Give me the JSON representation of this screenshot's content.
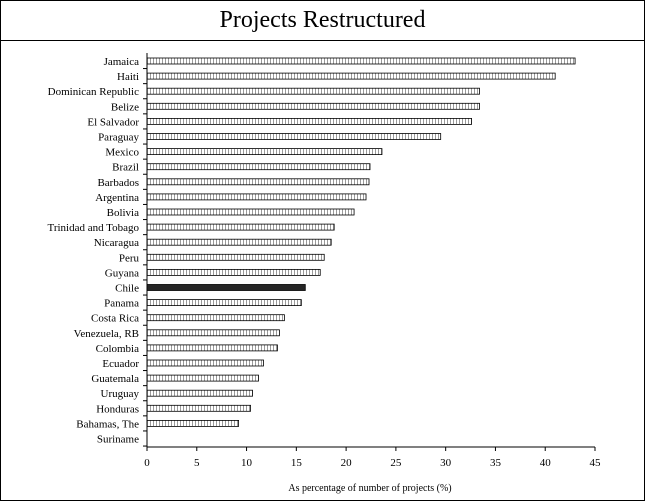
{
  "chart_data": {
    "type": "bar",
    "orientation": "horizontal",
    "title": "Projects Restructured",
    "xlabel": "As percentage of number of projects (%)",
    "ylabel": "",
    "xlim": [
      0,
      45
    ],
    "xticks": [
      "0",
      "5",
      "10",
      "15",
      "20",
      "25",
      "30",
      "35",
      "40",
      "45"
    ],
    "grid": false,
    "legend": "none",
    "highlight": "Chile",
    "colors": {
      "bar_fill": "#ffffff",
      "bar_pattern": "#9a9a9a",
      "highlight_fill": "#262626",
      "axis": "#000000"
    },
    "categories": [
      "Jamaica",
      "Haiti",
      "Dominican Republic",
      "Belize",
      "El Salvador",
      "Paraguay",
      "Mexico",
      "Brazil",
      "Barbados",
      "Argentina",
      "Bolivia",
      "Trinidad and Tobago",
      "Nicaragua",
      "Peru",
      "Guyana",
      "Chile",
      "Panama",
      "Costa Rica",
      "Venezuela, RB",
      "Colombia",
      "Ecuador",
      "Guatemala",
      "Uruguay",
      "Honduras",
      "Bahamas, The",
      "Suriname"
    ],
    "values": [
      43.0,
      41.0,
      33.4,
      33.4,
      32.6,
      29.5,
      23.6,
      22.4,
      22.3,
      22.0,
      20.8,
      18.8,
      18.5,
      17.8,
      17.4,
      15.9,
      15.5,
      13.8,
      13.3,
      13.1,
      11.7,
      11.2,
      10.6,
      10.4,
      9.2,
      0
    ]
  }
}
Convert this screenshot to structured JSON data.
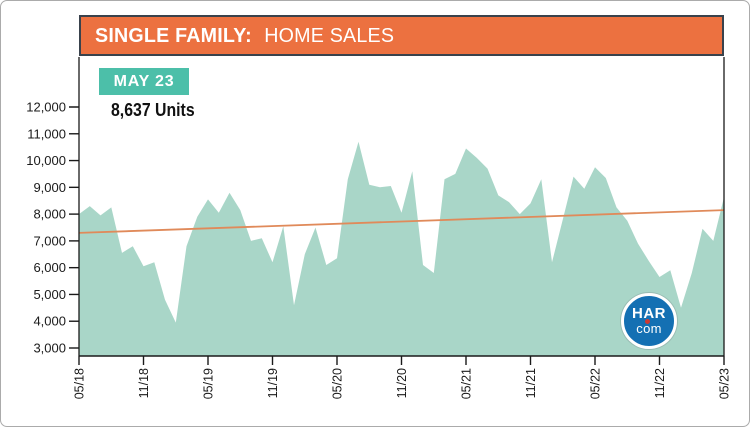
{
  "header": {
    "title_bold": "SINGLE FAMILY:",
    "title_regular": "HOME SALES"
  },
  "callout": {
    "badge_label": "MAY 23",
    "units_label": "8,637 Units"
  },
  "logo": {
    "line1": "HAR",
    "line2": "com"
  },
  "colors": {
    "header_bg": "#ec7140",
    "frame_border": "#39424c",
    "area_fill": "#a9d6c8",
    "trend_line": "#e08a5a",
    "badge_bg": "#4cbfa9",
    "logo_blue": "#1470b3",
    "logo_dot": "#cf3a33",
    "axis": "#1a1a1a",
    "outer_border": "#ababab"
  },
  "chart_data": {
    "type": "area",
    "title": "SINGLE FAMILY: HOME SALES",
    "xlabel": "",
    "ylabel": "",
    "ylim": [
      3000,
      12000
    ],
    "grid": false,
    "legend": false,
    "y_tick_values": [
      3000,
      4000,
      5000,
      6000,
      7000,
      8000,
      9000,
      10000,
      11000,
      12000
    ],
    "y_tick_labels": [
      "3,000",
      "4,000",
      "5,000",
      "6,000",
      "7,000",
      "8,000",
      "9,000",
      "10,000",
      "11,000",
      "12,000"
    ],
    "x_tick_labels": [
      "05/18",
      "11/18",
      "05/19",
      "11/19",
      "05/20",
      "11/20",
      "05/21",
      "11/21",
      "05/22",
      "11/22",
      "05/23"
    ],
    "x_tick_every_n_months": 6,
    "months": [
      "05/18",
      "06/18",
      "07/18",
      "08/18",
      "09/18",
      "10/18",
      "11/18",
      "12/18",
      "01/19",
      "02/19",
      "03/19",
      "04/19",
      "05/19",
      "06/19",
      "07/19",
      "08/19",
      "09/19",
      "10/19",
      "11/19",
      "12/19",
      "01/20",
      "02/20",
      "03/20",
      "04/20",
      "05/20",
      "06/20",
      "07/20",
      "08/20",
      "09/20",
      "10/20",
      "11/20",
      "12/20",
      "01/21",
      "02/21",
      "03/21",
      "04/21",
      "05/21",
      "06/21",
      "07/21",
      "08/21",
      "09/21",
      "10/21",
      "11/21",
      "12/21",
      "01/22",
      "02/22",
      "03/22",
      "04/22",
      "05/22",
      "06/22",
      "07/22",
      "08/22",
      "09/22",
      "10/22",
      "11/22",
      "12/22",
      "01/23",
      "02/23",
      "03/23",
      "04/23",
      "05/23"
    ],
    "values": [
      8000,
      8300,
      7950,
      8250,
      6550,
      6800,
      6050,
      6200,
      4800,
      3950,
      6800,
      7900,
      8550,
      8050,
      8800,
      8150,
      7000,
      7100,
      6200,
      7550,
      4600,
      6500,
      7500,
      6100,
      6350,
      9300,
      10700,
      9100,
      9000,
      9050,
      8050,
      9600,
      6100,
      5800,
      9300,
      9500,
      10450,
      10100,
      9700,
      8700,
      8450,
      8000,
      8400,
      9300,
      6200,
      7800,
      9400,
      8950,
      9750,
      9350,
      8250,
      7750,
      6900,
      6250,
      5650,
      5900,
      4500,
      5800,
      7450,
      7000,
      8637
    ],
    "latest_point": {
      "month": "05/23",
      "value": 8637
    },
    "trend_line": {
      "start_value": 7300,
      "end_value": 8150
    }
  }
}
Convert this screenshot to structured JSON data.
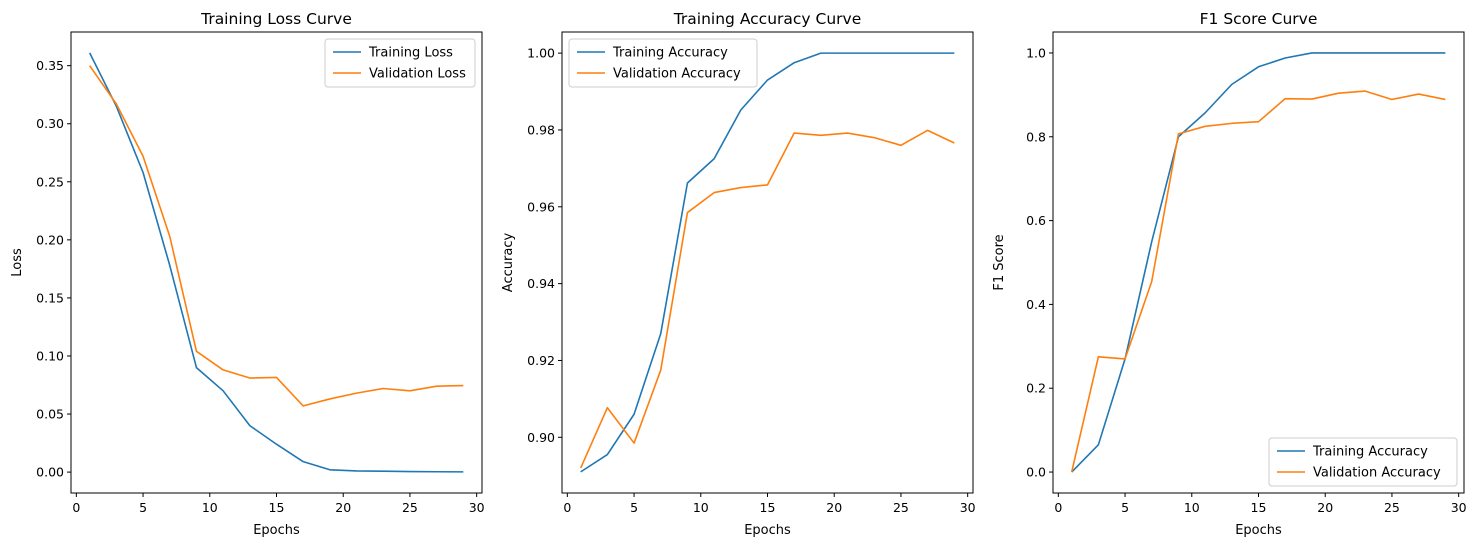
{
  "colors": {
    "series1": "#1f77b4",
    "series2": "#ff7f0e"
  },
  "chart_data": [
    {
      "type": "line",
      "title": "Training Loss Curve",
      "xlabel": "Epochs",
      "ylabel": "Loss",
      "xlim": [
        -0.4,
        30.4
      ],
      "ylim": [
        -0.018,
        0.379
      ],
      "xticks": [
        0,
        5,
        10,
        15,
        20,
        25,
        30
      ],
      "xtick_labels": [
        "0",
        "5",
        "10",
        "15",
        "20",
        "25",
        "30"
      ],
      "yticks": [
        0,
        0.05,
        0.1,
        0.15,
        0.2,
        0.25,
        0.3,
        0.35
      ],
      "ytick_labels": [
        "0.00",
        "0.05",
        "0.10",
        "0.15",
        "0.20",
        "0.25",
        "0.30",
        "0.35"
      ],
      "legend_position": "top-right",
      "grid": false,
      "x": [
        1,
        3,
        5,
        7,
        9,
        11,
        13,
        15,
        17,
        19,
        21,
        23,
        25,
        27,
        29
      ],
      "series": [
        {
          "name": "Training Loss",
          "values": [
            0.361,
            0.315,
            0.258,
            0.178,
            0.09,
            0.07,
            0.04,
            0.024,
            0.009,
            0.002,
            0.001,
            0.0008,
            0.0005,
            0.0003,
            0.0002
          ]
        },
        {
          "name": "Validation Loss",
          "values": [
            0.35,
            0.317,
            0.272,
            0.203,
            0.104,
            0.088,
            0.081,
            0.0815,
            0.057,
            0.063,
            0.068,
            0.072,
            0.07,
            0.074,
            0.0745
          ]
        }
      ]
    },
    {
      "type": "line",
      "title": "Training Accuracy Curve",
      "xlabel": "Epochs",
      "ylabel": "Accuracy",
      "xlim": [
        -0.4,
        30.4
      ],
      "ylim": [
        0.8855,
        1.0055
      ],
      "xticks": [
        0,
        5,
        10,
        15,
        20,
        25,
        30
      ],
      "xtick_labels": [
        "0",
        "5",
        "10",
        "15",
        "20",
        "25",
        "30"
      ],
      "yticks": [
        0.9,
        0.92,
        0.94,
        0.96,
        0.98,
        1.0
      ],
      "ytick_labels": [
        "0.90",
        "0.92",
        "0.94",
        "0.96",
        "0.98",
        "1.00"
      ],
      "legend_position": "top-left",
      "grid": false,
      "x": [
        1,
        3,
        5,
        7,
        9,
        11,
        13,
        15,
        17,
        19,
        21,
        23,
        25,
        27,
        29
      ],
      "series": [
        {
          "name": "Training Accuracy",
          "values": [
            0.891,
            0.8955,
            0.906,
            0.927,
            0.9662,
            0.9725,
            0.9852,
            0.993,
            0.9975,
            1.0,
            1.0,
            1.0,
            1.0,
            1.0,
            1.0
          ]
        },
        {
          "name": "Validation Accuracy",
          "values": [
            0.892,
            0.9077,
            0.8985,
            0.9175,
            0.9585,
            0.9637,
            0.965,
            0.9657,
            0.9792,
            0.9786,
            0.9792,
            0.978,
            0.976,
            0.9799,
            0.9766
          ]
        }
      ]
    },
    {
      "type": "line",
      "title": "F1 Score Curve",
      "xlabel": "Epochs",
      "ylabel": "F1 Score",
      "xlim": [
        -0.4,
        30.4
      ],
      "ylim": [
        -0.05,
        1.05
      ],
      "xticks": [
        0,
        5,
        10,
        15,
        20,
        25,
        30
      ],
      "xtick_labels": [
        "0",
        "5",
        "10",
        "15",
        "20",
        "25",
        "30"
      ],
      "yticks": [
        0,
        0.2,
        0.4,
        0.6,
        0.8,
        1.0
      ],
      "ytick_labels": [
        "0.0",
        "0.2",
        "0.4",
        "0.6",
        "0.8",
        "1.0"
      ],
      "legend_position": "bottom-right",
      "grid": false,
      "x": [
        1,
        3,
        5,
        7,
        9,
        11,
        13,
        15,
        17,
        19,
        21,
        23,
        25,
        27,
        29
      ],
      "series": [
        {
          "name": "Training Accuracy",
          "values": [
            0.0,
            0.065,
            0.27,
            0.55,
            0.8,
            0.857,
            0.925,
            0.967,
            0.988,
            1.0,
            1.0,
            1.0,
            1.0,
            1.0,
            1.0
          ]
        },
        {
          "name": "Validation Accuracy",
          "values": [
            0.0,
            0.275,
            0.27,
            0.455,
            0.807,
            0.825,
            0.832,
            0.836,
            0.891,
            0.89,
            0.904,
            0.909,
            0.889,
            0.902,
            0.889
          ]
        }
      ]
    }
  ]
}
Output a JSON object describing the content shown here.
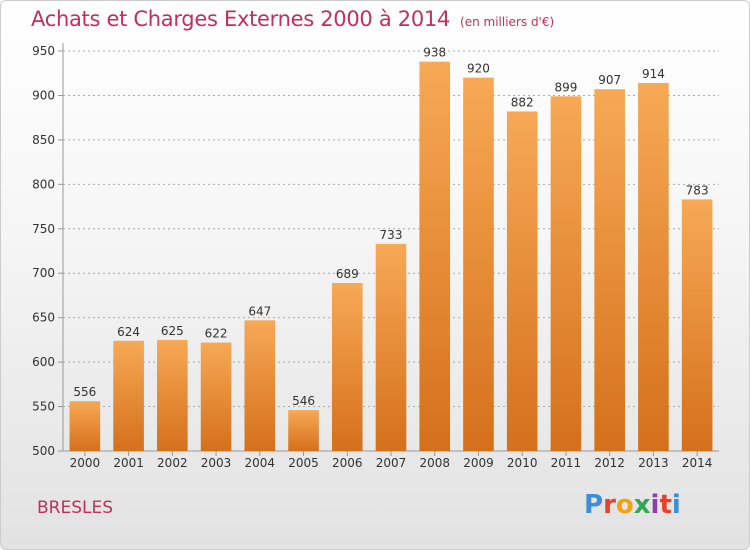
{
  "header": {
    "title": "Achats et Charges Externes 2000 à 2014",
    "subtitle": "(en milliers d'€)"
  },
  "footer": {
    "place": "BRESLES",
    "logo": "Proxiti",
    "logo_colors": [
      "#3a8fd8",
      "#e8402a",
      "#f2a20d",
      "#2fa84f",
      "#8a3fb0",
      "#e8402a",
      "#3a8fd8"
    ]
  },
  "colors": {
    "bar_top": "#f7a955",
    "bar_bottom": "#d5701c",
    "axis": "#999999",
    "grid": "#aaaaaa"
  },
  "chart_data": {
    "type": "bar",
    "title": "Achats et Charges Externes 2000 à 2014",
    "subtitle": "(en milliers d'€)",
    "categories": [
      "2000",
      "2001",
      "2002",
      "2003",
      "2004",
      "2005",
      "2006",
      "2007",
      "2008",
      "2009",
      "2010",
      "2011",
      "2012",
      "2013",
      "2014"
    ],
    "values": [
      556,
      624,
      625,
      622,
      647,
      546,
      689,
      733,
      938,
      920,
      882,
      899,
      907,
      914,
      783
    ],
    "ylim": [
      500,
      950
    ],
    "yticks": [
      500,
      550,
      600,
      650,
      700,
      750,
      800,
      850,
      900,
      950
    ],
    "grid": true,
    "xlabel": "",
    "ylabel": ""
  }
}
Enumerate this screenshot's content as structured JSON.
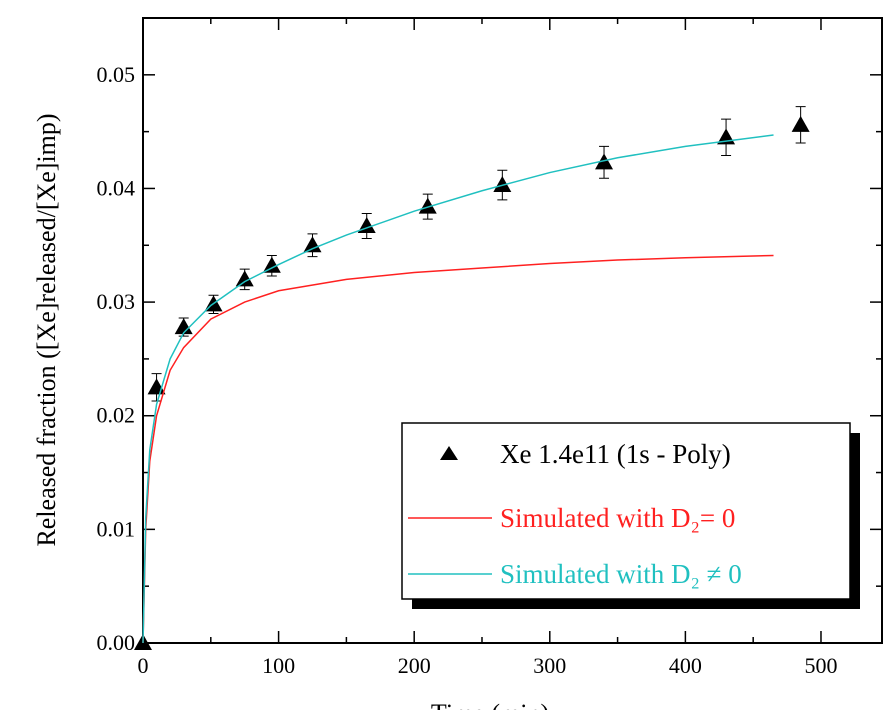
{
  "chart_data": {
    "type": "scatter",
    "xlabel": "Time (min)",
    "ylabel": "Released fraction ([Xe]released/[Xe]imp)",
    "xlim": [
      0,
      545
    ],
    "ylim": [
      0,
      0.055
    ],
    "xticks": [
      0,
      100,
      200,
      300,
      400,
      500
    ],
    "yticks": [
      {
        "value": 0,
        "label": "0.00"
      },
      0.01,
      0.02,
      0.03,
      0.04,
      0.05
    ],
    "legend": "lower right",
    "series": [
      {
        "name": "Xe 1.4e11 (1s - Poly)",
        "color": "#000000",
        "mode": "markers",
        "x": [
          0,
          10,
          30,
          52,
          75,
          95,
          125,
          165,
          210,
          265,
          340,
          430,
          485
        ],
        "values": [
          0,
          0.0225,
          0.0278,
          0.0298,
          0.032,
          0.0332,
          0.035,
          0.0367,
          0.0384,
          0.0403,
          0.0423,
          0.0445,
          0.0456
        ],
        "errors": [
          0,
          0.0012,
          0.0008,
          0.0008,
          0.0009,
          0.0009,
          0.001,
          0.0011,
          0.0011,
          0.0013,
          0.0014,
          0.0016,
          0.0016
        ]
      },
      {
        "name": "Simulated with D₂= 0",
        "color": "#ff2020",
        "mode": "lines",
        "x": [
          0,
          2,
          5,
          10,
          20,
          30,
          50,
          75,
          100,
          150,
          200,
          250,
          300,
          350,
          400,
          465
        ],
        "values": [
          0,
          0.01,
          0.016,
          0.02,
          0.024,
          0.026,
          0.0285,
          0.03,
          0.031,
          0.032,
          0.0326,
          0.033,
          0.0334,
          0.0337,
          0.0339,
          0.0341
        ]
      },
      {
        "name": "Simulated with D₂ ≠ 0",
        "color": "#20c0c0",
        "mode": "lines",
        "x": [
          0,
          2,
          5,
          10,
          20,
          30,
          50,
          75,
          100,
          125,
          150,
          200,
          250,
          300,
          350,
          400,
          465
        ],
        "values": [
          0,
          0.011,
          0.017,
          0.021,
          0.025,
          0.0273,
          0.0297,
          0.0318,
          0.0333,
          0.0347,
          0.0359,
          0.038,
          0.0398,
          0.0414,
          0.0427,
          0.0437,
          0.0447
        ]
      }
    ]
  }
}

####################

> _WHAT YOU NEED TO DO_
Pull out all lines containing the word "right" from the entries above.

> _EXERCISE ANSWER_
      "legend_position": "top-right",
      "legend_position": "bottom-right",
    "legend": "lower right",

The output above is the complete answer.